• _Problem requirements_: Where a line below holds the string "prices", copy that line.
>> start Extracted entries
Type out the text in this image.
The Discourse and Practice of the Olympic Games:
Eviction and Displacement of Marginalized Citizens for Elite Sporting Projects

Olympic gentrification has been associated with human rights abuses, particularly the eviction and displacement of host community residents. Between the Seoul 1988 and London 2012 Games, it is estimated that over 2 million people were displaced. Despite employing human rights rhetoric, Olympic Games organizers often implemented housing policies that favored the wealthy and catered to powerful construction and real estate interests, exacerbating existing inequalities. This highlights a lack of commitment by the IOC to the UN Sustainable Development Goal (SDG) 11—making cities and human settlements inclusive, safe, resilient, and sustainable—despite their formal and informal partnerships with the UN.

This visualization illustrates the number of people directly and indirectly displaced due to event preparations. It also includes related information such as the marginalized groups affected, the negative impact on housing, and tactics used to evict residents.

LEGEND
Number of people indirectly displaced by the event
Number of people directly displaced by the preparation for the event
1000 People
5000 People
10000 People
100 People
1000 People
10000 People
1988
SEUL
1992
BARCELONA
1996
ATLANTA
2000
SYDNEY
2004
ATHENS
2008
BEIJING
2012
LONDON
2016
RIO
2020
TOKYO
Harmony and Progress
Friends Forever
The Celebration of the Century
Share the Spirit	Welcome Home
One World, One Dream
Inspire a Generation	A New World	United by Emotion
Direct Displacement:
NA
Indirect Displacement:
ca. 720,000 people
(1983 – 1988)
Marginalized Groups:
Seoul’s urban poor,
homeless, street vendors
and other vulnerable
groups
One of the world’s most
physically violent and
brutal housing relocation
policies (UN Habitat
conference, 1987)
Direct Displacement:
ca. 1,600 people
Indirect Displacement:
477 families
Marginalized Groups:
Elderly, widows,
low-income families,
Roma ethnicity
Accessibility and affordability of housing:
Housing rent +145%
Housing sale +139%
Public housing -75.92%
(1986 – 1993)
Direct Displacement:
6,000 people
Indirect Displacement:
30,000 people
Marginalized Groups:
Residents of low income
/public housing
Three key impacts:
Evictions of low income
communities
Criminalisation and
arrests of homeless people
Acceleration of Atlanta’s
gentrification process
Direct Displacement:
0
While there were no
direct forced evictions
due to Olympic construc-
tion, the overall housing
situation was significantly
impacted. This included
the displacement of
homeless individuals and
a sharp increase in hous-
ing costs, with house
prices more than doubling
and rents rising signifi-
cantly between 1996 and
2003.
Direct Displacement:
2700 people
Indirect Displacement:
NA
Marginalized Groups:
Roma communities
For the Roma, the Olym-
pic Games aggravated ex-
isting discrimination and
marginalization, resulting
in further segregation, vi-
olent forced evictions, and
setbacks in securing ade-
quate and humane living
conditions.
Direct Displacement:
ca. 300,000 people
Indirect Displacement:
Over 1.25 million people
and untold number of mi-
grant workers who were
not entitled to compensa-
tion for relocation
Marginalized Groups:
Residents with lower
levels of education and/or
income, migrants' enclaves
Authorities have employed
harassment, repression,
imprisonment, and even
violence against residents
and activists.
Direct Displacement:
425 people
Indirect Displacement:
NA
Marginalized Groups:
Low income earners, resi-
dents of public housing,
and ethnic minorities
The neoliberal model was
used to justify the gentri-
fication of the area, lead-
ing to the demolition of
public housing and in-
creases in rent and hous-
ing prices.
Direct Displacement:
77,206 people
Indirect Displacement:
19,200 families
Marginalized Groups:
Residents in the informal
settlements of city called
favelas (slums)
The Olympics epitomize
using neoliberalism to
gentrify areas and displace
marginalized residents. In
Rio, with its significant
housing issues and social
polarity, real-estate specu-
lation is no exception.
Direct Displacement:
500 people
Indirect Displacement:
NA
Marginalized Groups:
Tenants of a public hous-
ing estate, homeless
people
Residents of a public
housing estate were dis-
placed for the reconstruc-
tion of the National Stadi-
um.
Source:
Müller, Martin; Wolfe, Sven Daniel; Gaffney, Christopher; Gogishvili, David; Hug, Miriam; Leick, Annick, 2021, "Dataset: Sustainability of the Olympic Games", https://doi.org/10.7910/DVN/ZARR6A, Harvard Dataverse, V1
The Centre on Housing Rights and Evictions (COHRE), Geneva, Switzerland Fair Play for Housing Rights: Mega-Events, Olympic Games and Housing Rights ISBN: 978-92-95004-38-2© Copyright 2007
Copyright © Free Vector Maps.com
>> end Extracted entries
• _Response to the exercise_:
prices more than doubling
ing prices.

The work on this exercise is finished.